▼
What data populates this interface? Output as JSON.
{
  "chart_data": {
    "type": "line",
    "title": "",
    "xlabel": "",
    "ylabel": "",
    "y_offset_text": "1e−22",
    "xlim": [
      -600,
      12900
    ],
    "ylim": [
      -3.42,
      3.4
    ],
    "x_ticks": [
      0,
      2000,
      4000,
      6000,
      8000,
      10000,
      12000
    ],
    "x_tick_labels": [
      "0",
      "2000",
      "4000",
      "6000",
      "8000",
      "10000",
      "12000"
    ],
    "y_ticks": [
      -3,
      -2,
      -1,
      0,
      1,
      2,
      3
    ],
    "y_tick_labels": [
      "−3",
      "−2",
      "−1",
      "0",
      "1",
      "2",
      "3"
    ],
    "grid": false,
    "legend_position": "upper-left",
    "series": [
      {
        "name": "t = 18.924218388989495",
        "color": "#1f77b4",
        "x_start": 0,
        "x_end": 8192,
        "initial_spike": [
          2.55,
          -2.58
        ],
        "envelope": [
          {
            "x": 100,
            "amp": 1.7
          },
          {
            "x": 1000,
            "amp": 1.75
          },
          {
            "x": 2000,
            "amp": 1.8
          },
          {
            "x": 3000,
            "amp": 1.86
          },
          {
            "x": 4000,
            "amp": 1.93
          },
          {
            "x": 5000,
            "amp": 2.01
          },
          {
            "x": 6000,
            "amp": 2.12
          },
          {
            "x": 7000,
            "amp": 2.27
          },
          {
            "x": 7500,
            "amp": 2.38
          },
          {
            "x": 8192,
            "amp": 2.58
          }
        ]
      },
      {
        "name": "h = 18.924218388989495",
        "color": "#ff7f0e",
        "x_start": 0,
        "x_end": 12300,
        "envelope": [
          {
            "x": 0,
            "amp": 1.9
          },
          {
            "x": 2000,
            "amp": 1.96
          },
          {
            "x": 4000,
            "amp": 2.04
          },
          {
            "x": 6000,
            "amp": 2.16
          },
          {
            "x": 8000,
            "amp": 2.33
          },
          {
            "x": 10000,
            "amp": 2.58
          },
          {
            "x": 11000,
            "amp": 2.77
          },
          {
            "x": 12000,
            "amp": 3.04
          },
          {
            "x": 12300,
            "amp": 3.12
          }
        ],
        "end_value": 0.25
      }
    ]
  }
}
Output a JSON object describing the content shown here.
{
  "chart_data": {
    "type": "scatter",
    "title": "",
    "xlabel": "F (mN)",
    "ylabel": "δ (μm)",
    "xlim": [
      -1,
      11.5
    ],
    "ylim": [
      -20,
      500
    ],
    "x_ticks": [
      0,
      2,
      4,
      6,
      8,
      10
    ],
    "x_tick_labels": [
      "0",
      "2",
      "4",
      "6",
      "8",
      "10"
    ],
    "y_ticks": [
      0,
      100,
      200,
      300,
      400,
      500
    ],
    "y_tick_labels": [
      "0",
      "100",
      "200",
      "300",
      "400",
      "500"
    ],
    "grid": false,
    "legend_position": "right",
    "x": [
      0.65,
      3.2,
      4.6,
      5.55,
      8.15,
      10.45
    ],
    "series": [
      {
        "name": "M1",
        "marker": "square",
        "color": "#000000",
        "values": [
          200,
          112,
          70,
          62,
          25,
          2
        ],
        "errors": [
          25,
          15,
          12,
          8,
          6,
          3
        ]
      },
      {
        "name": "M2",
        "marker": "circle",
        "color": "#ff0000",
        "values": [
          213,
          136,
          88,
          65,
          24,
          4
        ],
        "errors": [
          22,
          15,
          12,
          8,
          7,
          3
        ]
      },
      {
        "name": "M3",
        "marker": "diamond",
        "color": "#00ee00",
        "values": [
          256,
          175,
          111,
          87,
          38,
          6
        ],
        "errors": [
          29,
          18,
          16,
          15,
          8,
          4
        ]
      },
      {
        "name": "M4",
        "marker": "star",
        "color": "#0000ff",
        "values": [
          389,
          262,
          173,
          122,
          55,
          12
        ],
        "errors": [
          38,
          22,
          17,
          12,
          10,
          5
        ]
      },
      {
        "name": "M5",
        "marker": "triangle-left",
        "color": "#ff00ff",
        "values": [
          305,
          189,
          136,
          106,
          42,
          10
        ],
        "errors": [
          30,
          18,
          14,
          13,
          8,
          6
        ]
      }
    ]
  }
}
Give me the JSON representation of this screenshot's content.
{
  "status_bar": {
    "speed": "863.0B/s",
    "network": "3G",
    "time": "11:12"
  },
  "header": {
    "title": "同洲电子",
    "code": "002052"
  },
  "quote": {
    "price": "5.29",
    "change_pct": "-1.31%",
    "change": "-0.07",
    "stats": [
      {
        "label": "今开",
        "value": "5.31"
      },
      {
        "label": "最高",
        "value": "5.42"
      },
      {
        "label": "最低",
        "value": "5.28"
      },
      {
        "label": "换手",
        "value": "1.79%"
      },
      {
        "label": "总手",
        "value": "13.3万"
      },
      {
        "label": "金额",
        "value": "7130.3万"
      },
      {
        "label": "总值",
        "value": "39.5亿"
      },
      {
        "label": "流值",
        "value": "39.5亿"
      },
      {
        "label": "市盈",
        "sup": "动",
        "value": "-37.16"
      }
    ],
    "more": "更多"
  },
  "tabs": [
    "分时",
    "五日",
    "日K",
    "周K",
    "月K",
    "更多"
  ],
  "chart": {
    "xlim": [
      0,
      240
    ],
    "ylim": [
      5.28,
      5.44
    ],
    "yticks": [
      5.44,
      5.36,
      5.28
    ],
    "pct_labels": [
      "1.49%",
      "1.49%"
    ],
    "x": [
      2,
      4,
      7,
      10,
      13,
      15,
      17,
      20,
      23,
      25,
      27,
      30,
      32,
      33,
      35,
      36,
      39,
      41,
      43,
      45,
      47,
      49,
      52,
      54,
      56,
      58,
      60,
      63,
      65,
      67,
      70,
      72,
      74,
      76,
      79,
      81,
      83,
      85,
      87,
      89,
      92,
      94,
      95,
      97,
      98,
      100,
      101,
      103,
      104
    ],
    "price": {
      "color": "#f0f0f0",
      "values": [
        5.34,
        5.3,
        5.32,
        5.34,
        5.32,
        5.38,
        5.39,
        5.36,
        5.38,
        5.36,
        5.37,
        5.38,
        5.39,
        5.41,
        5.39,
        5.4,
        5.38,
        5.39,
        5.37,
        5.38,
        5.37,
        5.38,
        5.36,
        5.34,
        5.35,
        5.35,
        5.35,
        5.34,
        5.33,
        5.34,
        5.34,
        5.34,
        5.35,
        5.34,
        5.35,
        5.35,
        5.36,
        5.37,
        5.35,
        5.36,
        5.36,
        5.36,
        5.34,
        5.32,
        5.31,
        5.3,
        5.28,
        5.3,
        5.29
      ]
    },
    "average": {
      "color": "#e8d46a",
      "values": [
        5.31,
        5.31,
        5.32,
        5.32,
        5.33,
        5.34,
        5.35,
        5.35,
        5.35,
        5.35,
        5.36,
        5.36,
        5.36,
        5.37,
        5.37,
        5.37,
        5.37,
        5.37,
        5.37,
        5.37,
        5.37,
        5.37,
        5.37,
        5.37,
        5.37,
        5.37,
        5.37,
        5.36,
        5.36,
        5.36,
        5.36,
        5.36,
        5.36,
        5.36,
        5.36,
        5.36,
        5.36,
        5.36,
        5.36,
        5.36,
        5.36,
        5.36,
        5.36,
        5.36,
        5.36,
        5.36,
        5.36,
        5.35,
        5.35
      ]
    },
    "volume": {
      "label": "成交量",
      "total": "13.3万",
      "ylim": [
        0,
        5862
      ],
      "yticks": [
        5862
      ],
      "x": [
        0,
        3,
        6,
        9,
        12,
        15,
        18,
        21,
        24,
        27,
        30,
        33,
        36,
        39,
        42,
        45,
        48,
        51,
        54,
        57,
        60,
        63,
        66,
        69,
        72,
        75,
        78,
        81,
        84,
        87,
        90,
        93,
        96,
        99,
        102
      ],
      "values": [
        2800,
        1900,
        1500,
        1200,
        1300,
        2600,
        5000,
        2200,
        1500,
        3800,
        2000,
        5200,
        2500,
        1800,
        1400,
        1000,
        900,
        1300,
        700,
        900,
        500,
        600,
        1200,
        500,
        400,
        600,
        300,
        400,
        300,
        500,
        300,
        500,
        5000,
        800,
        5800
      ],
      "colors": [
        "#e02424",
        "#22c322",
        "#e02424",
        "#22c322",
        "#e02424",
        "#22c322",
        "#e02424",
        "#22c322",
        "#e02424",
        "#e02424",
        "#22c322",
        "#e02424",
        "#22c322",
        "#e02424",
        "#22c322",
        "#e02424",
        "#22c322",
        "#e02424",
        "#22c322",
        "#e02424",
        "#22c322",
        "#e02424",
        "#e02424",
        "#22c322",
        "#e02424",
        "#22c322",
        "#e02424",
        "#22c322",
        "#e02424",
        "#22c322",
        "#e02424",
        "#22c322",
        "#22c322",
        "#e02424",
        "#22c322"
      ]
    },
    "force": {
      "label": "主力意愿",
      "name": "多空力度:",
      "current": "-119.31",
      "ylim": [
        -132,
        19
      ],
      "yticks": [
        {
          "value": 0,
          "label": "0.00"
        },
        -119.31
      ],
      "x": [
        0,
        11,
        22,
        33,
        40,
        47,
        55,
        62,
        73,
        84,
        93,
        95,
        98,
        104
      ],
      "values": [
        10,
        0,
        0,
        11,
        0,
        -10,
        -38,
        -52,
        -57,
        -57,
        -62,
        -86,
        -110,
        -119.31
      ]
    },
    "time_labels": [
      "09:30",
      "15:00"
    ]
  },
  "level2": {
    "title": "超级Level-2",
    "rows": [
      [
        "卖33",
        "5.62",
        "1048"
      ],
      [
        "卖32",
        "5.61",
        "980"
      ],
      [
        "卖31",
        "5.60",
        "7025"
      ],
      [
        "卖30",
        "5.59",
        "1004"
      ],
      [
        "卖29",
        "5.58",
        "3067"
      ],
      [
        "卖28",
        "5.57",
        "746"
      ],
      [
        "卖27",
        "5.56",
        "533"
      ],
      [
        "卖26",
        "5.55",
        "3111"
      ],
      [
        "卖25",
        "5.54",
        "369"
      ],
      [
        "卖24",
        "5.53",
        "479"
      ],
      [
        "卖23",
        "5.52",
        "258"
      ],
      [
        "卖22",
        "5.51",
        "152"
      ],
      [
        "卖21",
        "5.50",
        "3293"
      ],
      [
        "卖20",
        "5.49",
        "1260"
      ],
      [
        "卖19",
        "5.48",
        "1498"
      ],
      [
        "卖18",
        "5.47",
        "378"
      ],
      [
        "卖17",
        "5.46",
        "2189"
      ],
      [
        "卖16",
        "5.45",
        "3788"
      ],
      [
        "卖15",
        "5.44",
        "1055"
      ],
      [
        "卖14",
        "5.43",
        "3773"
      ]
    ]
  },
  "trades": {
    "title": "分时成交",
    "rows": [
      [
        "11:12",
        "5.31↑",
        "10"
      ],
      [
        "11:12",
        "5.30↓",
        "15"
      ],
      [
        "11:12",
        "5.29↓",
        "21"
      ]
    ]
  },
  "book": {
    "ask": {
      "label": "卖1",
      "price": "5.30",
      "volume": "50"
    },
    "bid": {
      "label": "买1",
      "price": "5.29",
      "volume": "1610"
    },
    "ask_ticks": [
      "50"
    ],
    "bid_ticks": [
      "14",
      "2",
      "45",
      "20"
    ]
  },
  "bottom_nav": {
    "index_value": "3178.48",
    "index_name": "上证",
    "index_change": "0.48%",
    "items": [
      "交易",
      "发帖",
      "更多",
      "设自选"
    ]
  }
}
▲
Task requirements
Look through the entries and find each line that has the string "content". Copy those lines.

Solution to the problem
Output a JSON object describing the content shown here.
Give me the JSON representation of this screenshot's content.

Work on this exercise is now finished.